* TASK DIRECTIONS *
Report only the number of lines holding "Cancer".

* INFORMATION SUPPLIED *
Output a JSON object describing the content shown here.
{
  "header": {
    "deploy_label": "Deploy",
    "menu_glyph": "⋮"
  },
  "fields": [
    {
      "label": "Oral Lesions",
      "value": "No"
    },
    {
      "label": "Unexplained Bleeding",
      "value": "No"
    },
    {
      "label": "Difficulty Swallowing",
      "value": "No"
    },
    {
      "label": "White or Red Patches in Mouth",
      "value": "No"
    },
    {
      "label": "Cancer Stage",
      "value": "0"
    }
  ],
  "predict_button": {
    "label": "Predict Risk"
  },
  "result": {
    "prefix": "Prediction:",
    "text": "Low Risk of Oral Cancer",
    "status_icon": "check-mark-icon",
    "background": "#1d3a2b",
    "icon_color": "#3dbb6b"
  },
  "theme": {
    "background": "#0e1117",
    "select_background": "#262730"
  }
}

* RESPONSE FOR THIS EXERCISE *
2